--- start of RECORD SET ---
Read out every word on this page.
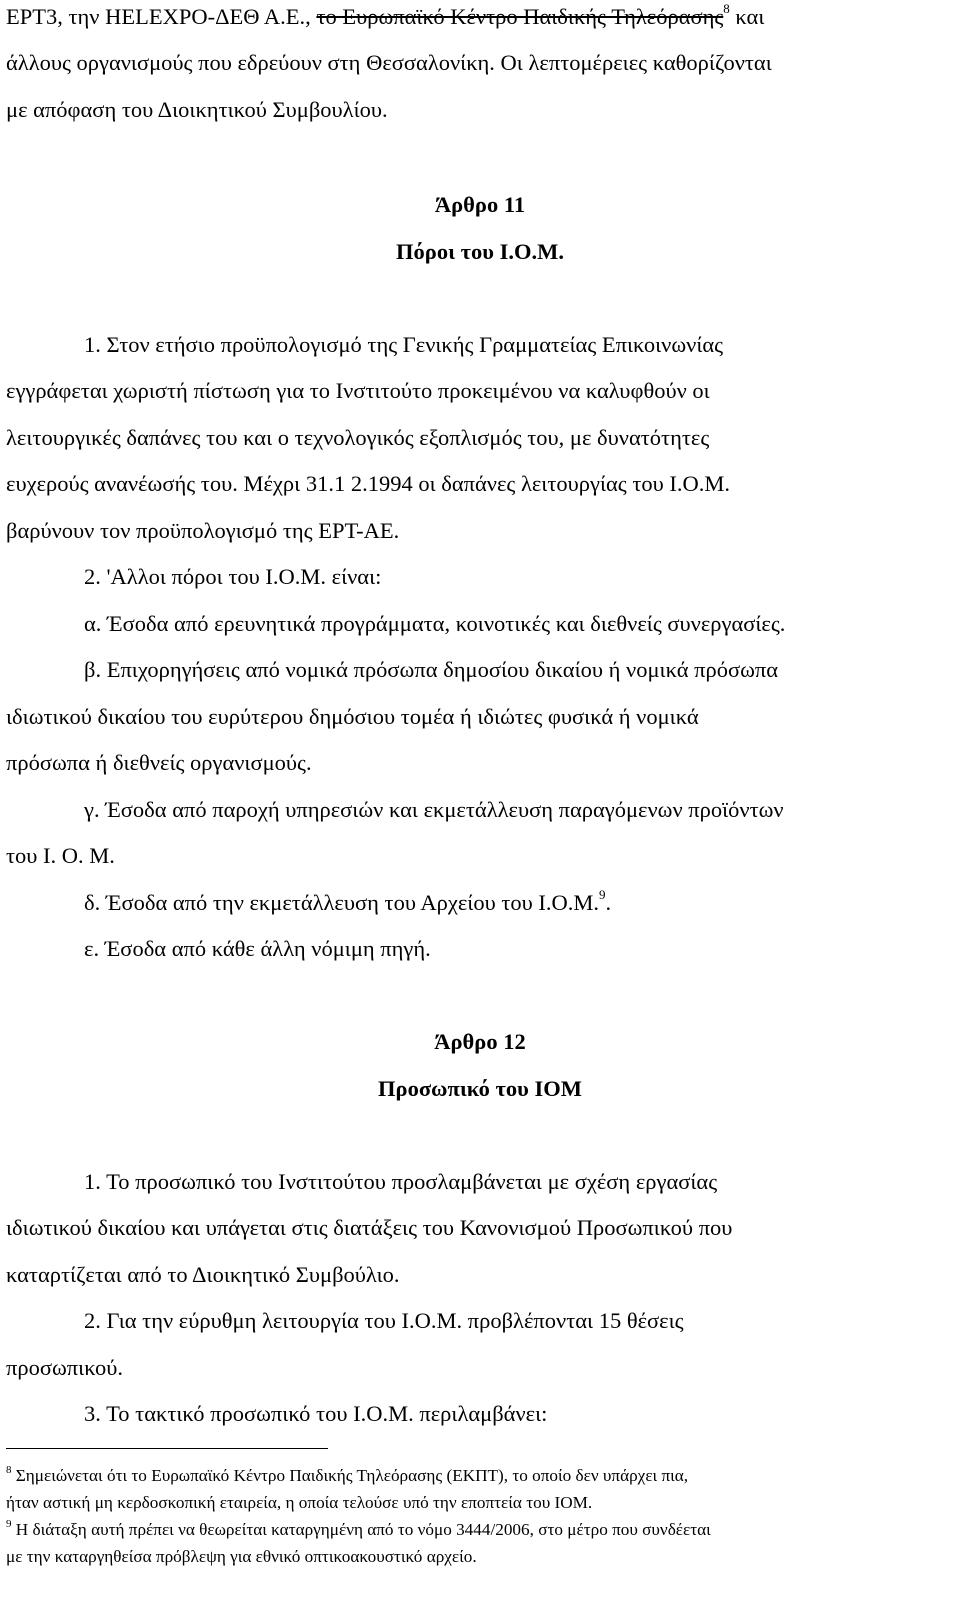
ΕΡΤ3, την HELEXPO-ΔΕΘ Α.Ε., το Ευρωπαϊκό Κέντρο Παιδικής Τηλεόρασης$^8$ και
άλλους οργανισμούς που εδρεύουν στη Θεσσαλονίκη. Οι λεπτομέρειες καθορίζονται
με απόφαση του Διοικητικού Συμβουλίου.
Άρθρο 11
Πόροι του Ι.Ο.Μ.
1. Στον ετήσιο προϋπολογισμό της Γενικής Γραμματείας Επικοινωνίας
εγγράφεται χωριστή πίστωση για το Ινστιτούτο προκειμένου να καλυφθούν οι
λειτουργικές δαπάνες του και ο τεχνολογικός εξοπλισμός του, με δυνατότητες
ευχερούς ανανέωσής του. Μέχρι 31.1 2.1994 οι δαπάνες λειτουργίας του Ι.Ο.Μ.
βαρύνουν τον προϋπολογισμό της ΕΡΤ-ΑΕ.
2. 'Αλλοι πόροι του Ι.Ο.Μ. είναι:
α. Έσοδα από ερευνητικά προγράμματα, κοινοτικές και διεθνείς συνεργασίες.
β. Επιχορηγήσεις από νομικά πρόσωπα δημοσίου δικαίου ή νομικά πρόσωπα
ιδιωτικού δικαίου του ευρύτερου δημόσιου τομέα ή ιδιώτες φυσικά ή νομικά
πρόσωπα ή διεθνείς οργανισμούς.
γ. Έσοδα από παροχή υπηρεσιών και εκμετάλλευση παραγόμενων προϊόντων
του Ι. Ο. Μ.
δ. Έσοδα από την εκμετάλλευση του Αρχείου του Ι.Ο.Μ.$^9$.
ε. Έσοδα από κάθε άλλη νόμιμη πηγή.
Άρθρο 12
Προσωπικό του ΙΟΜ
1. Το προσωπικό του Ινστιτούτου προσλαμβάνεται με σχέση εργασίας
ιδιωτικού δικαίου και υπάγεται στις διατάξεις του Κανονισμού Προσωπικού που
καταρτίζεται από το Διοικητικό Συμβούλιο.
2. Για την εύρυθμη λειτουργία του Ι.Ο.Μ. προβλέπονται 15 θέσεις
προσωπικού.
3. Το τακτικό προσωπικό του Ι.Ο.Μ. περιλαμβάνει:
$^8$ Σημειώνεται ότι το Ευρωπαϊκό Κέντρο Παιδικής Τηλεόρασης (ΕΚΠΤ), το οποίο δεν υπάρχει πια,
ήταν αστική μη κερδοσκοπική εταιρεία, η οποία τελούσε υπό την εποπτεία του ΙΟΜ.
$^9$ Η διάταξη αυτή πρέπει να θεωρείται καταργημένη από το νόμο 3444/2006, στο μέτρο που συνδέεται
με την καταργηθείσα πρόβλεψη για εθνικό οπτικοακουστικό αρχείο.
--- end of RECORD SET ---
* _EXERCISE INSTRUCTIONS_: Locate each line containing the string "Κέντρο" and show it.

* _ANSWER FOR THE TASK_:
ΕΡΤ3, την HELEXPO-ΔΕΘ Α.Ε., το Ευρωπαϊκό Κέντρο Παιδικής Τηλεόρασης$^8$ και
$^8$ Σημειώνεται ότι το Ευρωπαϊκό Κέντρο Παιδικής Τηλεόρασης (ΕΚΠΤ), το οποίο δεν υπάρχει πια,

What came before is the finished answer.